*SHORT TASK*. Your answer should be one number: the count of lines in these entries that hold the word "BattA".

*RECORDS FOR PROCESSING*.
────

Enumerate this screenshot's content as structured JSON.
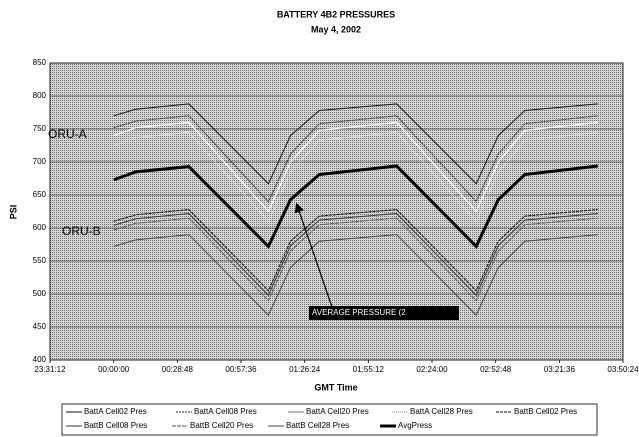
{
  "chart_data": {
    "type": "line",
    "title": "BATTERY 4B2 PRESSURES",
    "subtitle": "May 4, 2002",
    "x_label": "GMT Time",
    "y_label": "PSI",
    "x": [
      0,
      10,
      34,
      70,
      80,
      93,
      128,
      164,
      174,
      186,
      219
    ],
    "xlim": [
      -28.8,
      230.4
    ],
    "xticks": [
      {
        "value": -28.8,
        "label": "23:31:12"
      },
      {
        "value": 0,
        "label": "00:00:00"
      },
      {
        "value": 28.8,
        "label": "00:28:48"
      },
      {
        "value": 57.6,
        "label": "00:57:36"
      },
      {
        "value": 86.4,
        "label": "01:26:24"
      },
      {
        "value": 115.2,
        "label": "01:55:12"
      },
      {
        "value": 144,
        "label": "02:24:00"
      },
      {
        "value": 172.8,
        "label": "02:52:48"
      },
      {
        "value": 201.6,
        "label": "03:21:36"
      },
      {
        "value": 230.4,
        "label": "03:50:24"
      }
    ],
    "ylim": [
      400,
      850
    ],
    "yticks": [
      400,
      450,
      500,
      550,
      600,
      650,
      700,
      750,
      800,
      850
    ],
    "grid": true,
    "series": [
      {
        "name": "BattA Cell02 Pres",
        "color": "#111111",
        "dash": "none",
        "width": 1,
        "values": [
          770,
          780,
          788,
          667,
          740,
          778,
          788,
          667,
          740,
          778,
          788
        ]
      },
      {
        "name": "BattA Cell08 Pres",
        "color": "#222222",
        "dash": "2,1",
        "width": 1,
        "values": [
          752,
          762,
          770,
          640,
          712,
          758,
          770,
          640,
          712,
          758,
          770
        ]
      },
      {
        "name": "BattA Cell20 Pres",
        "color": "#ffffff",
        "dash": "none",
        "width": 1.2,
        "values": [
          740,
          752,
          760,
          625,
          700,
          748,
          760,
          625,
          700,
          748,
          760
        ]
      },
      {
        "name": "BattA Cell28 Pres",
        "color": "#f0f0f0",
        "dash": "1,1",
        "width": 1,
        "values": [
          725,
          737,
          745,
          610,
          685,
          733,
          745,
          610,
          685,
          733,
          745
        ]
      },
      {
        "name": "BattB Cell02 Pres",
        "color": "#000000",
        "dash": "3,1",
        "width": 1,
        "values": [
          610,
          620,
          628,
          505,
          580,
          618,
          628,
          505,
          580,
          618,
          628
        ]
      },
      {
        "name": "BattB Cell08 Pres",
        "color": "#333333",
        "dash": "none",
        "width": 1,
        "values": [
          604,
          614,
          622,
          498,
          573,
          612,
          622,
          498,
          573,
          612,
          622
        ]
      },
      {
        "name": "BattB Cell20 Pres",
        "color": "#555555",
        "dash": "4,1",
        "width": 1,
        "values": [
          597,
          607,
          615,
          490,
          565,
          605,
          615,
          490,
          565,
          605,
          615
        ]
      },
      {
        "name": "BattB Cell28 Pres",
        "color": "#444444",
        "dash": "none",
        "width": 1,
        "values": [
          572,
          582,
          590,
          468,
          540,
          580,
          590,
          468,
          540,
          580,
          590
        ]
      },
      {
        "name": "AvgPress",
        "color": "#000000",
        "dash": "none",
        "width": 3,
        "values": [
          673,
          685,
          693,
          572,
          643,
          681,
          694,
          572,
          643,
          681,
          694
        ]
      }
    ],
    "annotations": [
      "ORU-A",
      "ORU-B",
      "AVERAGE PRESSURE (2"
    ]
  }
}
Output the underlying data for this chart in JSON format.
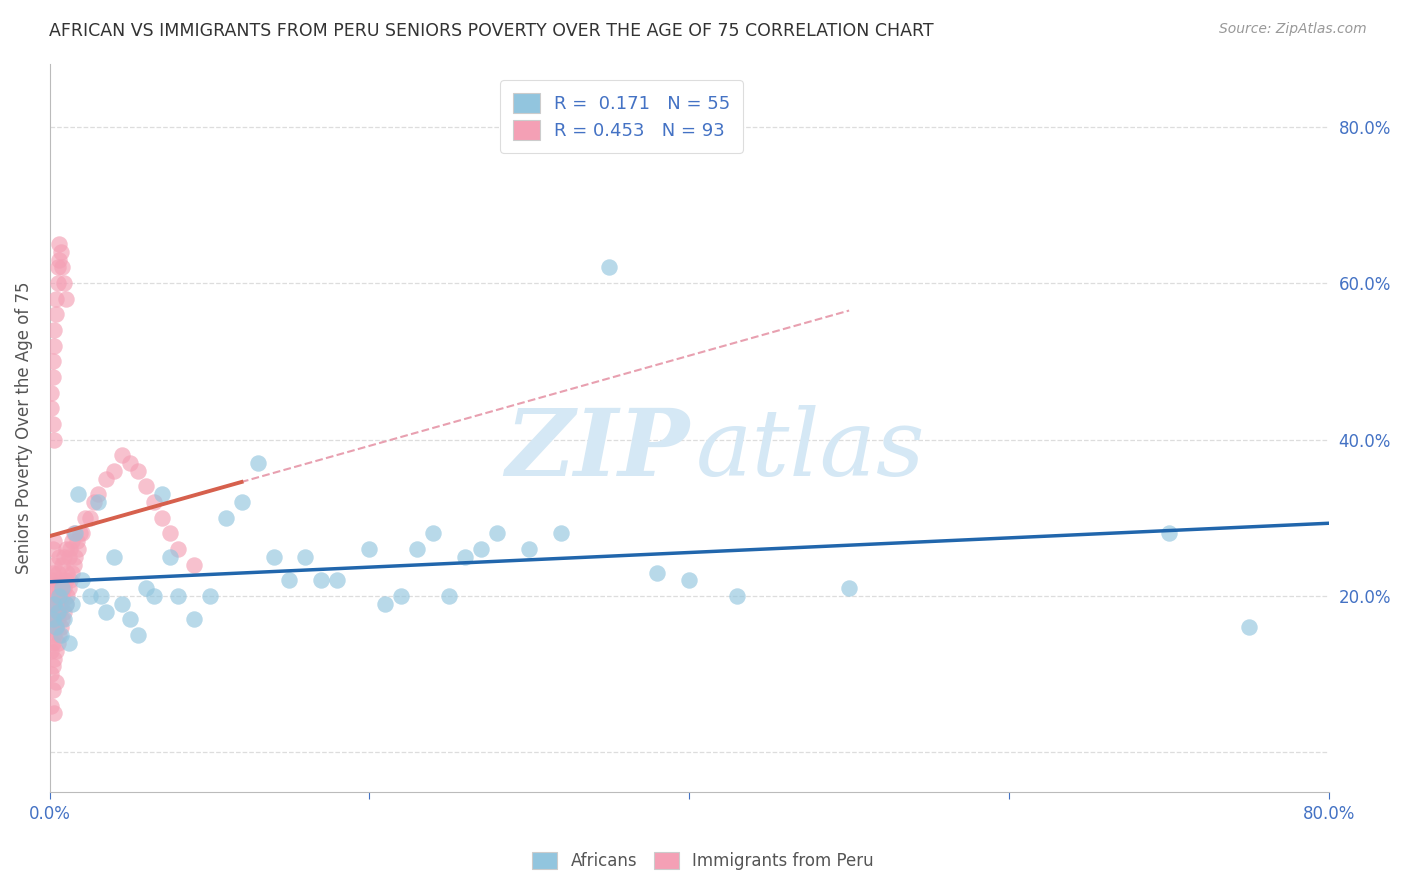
{
  "title": "AFRICAN VS IMMIGRANTS FROM PERU SENIORS POVERTY OVER THE AGE OF 75 CORRELATION CHART",
  "source": "Source: ZipAtlas.com",
  "ylabel": "Seniors Poverty Over the Age of 75",
  "xlim": [
    0.0,
    0.8
  ],
  "ylim": [
    -0.05,
    0.88
  ],
  "africans_R": 0.171,
  "africans_N": 55,
  "peru_R": 0.453,
  "peru_N": 93,
  "legend_africans": "Africans",
  "legend_peru": "Immigrants from Peru",
  "blue_color": "#92c5de",
  "pink_color": "#f4a0b5",
  "blue_line_color": "#2166ac",
  "pink_line_color": "#d6604d",
  "dashed_line_color": "#e8a0b0",
  "watermark_color": "#d5e8f5",
  "title_color": "#333333",
  "axis_label_color": "#4472c4",
  "grid_color": "#dddddd",
  "africans_x": [
    0.002,
    0.003,
    0.004,
    0.005,
    0.006,
    0.007,
    0.008,
    0.009,
    0.01,
    0.012,
    0.014,
    0.016,
    0.018,
    0.02,
    0.025,
    0.03,
    0.032,
    0.035,
    0.04,
    0.045,
    0.05,
    0.055,
    0.06,
    0.065,
    0.07,
    0.075,
    0.08,
    0.09,
    0.1,
    0.11,
    0.12,
    0.13,
    0.14,
    0.15,
    0.16,
    0.17,
    0.18,
    0.2,
    0.21,
    0.22,
    0.23,
    0.24,
    0.25,
    0.26,
    0.27,
    0.28,
    0.3,
    0.32,
    0.35,
    0.38,
    0.4,
    0.43,
    0.5,
    0.7,
    0.75
  ],
  "africans_y": [
    0.17,
    0.19,
    0.16,
    0.18,
    0.2,
    0.15,
    0.21,
    0.17,
    0.19,
    0.14,
    0.19,
    0.28,
    0.33,
    0.22,
    0.2,
    0.32,
    0.2,
    0.18,
    0.25,
    0.19,
    0.17,
    0.15,
    0.21,
    0.2,
    0.33,
    0.25,
    0.2,
    0.17,
    0.2,
    0.3,
    0.32,
    0.37,
    0.25,
    0.22,
    0.25,
    0.22,
    0.22,
    0.26,
    0.19,
    0.2,
    0.26,
    0.28,
    0.2,
    0.25,
    0.26,
    0.28,
    0.26,
    0.28,
    0.62,
    0.23,
    0.22,
    0.2,
    0.21,
    0.28,
    0.16
  ],
  "peru_x": [
    0.001,
    0.001,
    0.001,
    0.001,
    0.001,
    0.001,
    0.002,
    0.002,
    0.002,
    0.002,
    0.002,
    0.002,
    0.002,
    0.003,
    0.003,
    0.003,
    0.003,
    0.003,
    0.003,
    0.003,
    0.004,
    0.004,
    0.004,
    0.004,
    0.004,
    0.005,
    0.005,
    0.005,
    0.005,
    0.006,
    0.006,
    0.006,
    0.006,
    0.007,
    0.007,
    0.007,
    0.008,
    0.008,
    0.008,
    0.009,
    0.009,
    0.009,
    0.01,
    0.01,
    0.01,
    0.011,
    0.011,
    0.012,
    0.012,
    0.013,
    0.013,
    0.014,
    0.014,
    0.015,
    0.015,
    0.016,
    0.017,
    0.018,
    0.019,
    0.02,
    0.022,
    0.025,
    0.028,
    0.03,
    0.035,
    0.04,
    0.045,
    0.05,
    0.055,
    0.06,
    0.065,
    0.07,
    0.075,
    0.08,
    0.09,
    0.001,
    0.001,
    0.002,
    0.002,
    0.003,
    0.003,
    0.004,
    0.004,
    0.005,
    0.005,
    0.006,
    0.006,
    0.007,
    0.008,
    0.009,
    0.01,
    0.002,
    0.003
  ],
  "peru_y": [
    0.13,
    0.16,
    0.1,
    0.19,
    0.06,
    0.22,
    0.11,
    0.14,
    0.17,
    0.2,
    0.23,
    0.08,
    0.26,
    0.12,
    0.15,
    0.18,
    0.21,
    0.24,
    0.27,
    0.05,
    0.13,
    0.16,
    0.19,
    0.22,
    0.09,
    0.14,
    0.17,
    0.2,
    0.23,
    0.15,
    0.18,
    0.21,
    0.25,
    0.16,
    0.19,
    0.22,
    0.17,
    0.2,
    0.24,
    0.18,
    0.21,
    0.25,
    0.19,
    0.22,
    0.26,
    0.2,
    0.23,
    0.21,
    0.25,
    0.22,
    0.26,
    0.23,
    0.27,
    0.24,
    0.28,
    0.25,
    0.27,
    0.26,
    0.28,
    0.28,
    0.3,
    0.3,
    0.32,
    0.33,
    0.35,
    0.36,
    0.38,
    0.37,
    0.36,
    0.34,
    0.32,
    0.3,
    0.28,
    0.26,
    0.24,
    0.44,
    0.46,
    0.48,
    0.5,
    0.52,
    0.54,
    0.56,
    0.58,
    0.6,
    0.62,
    0.63,
    0.65,
    0.64,
    0.62,
    0.6,
    0.58,
    0.42,
    0.4
  ]
}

────

*COMPLETED TASK*. 4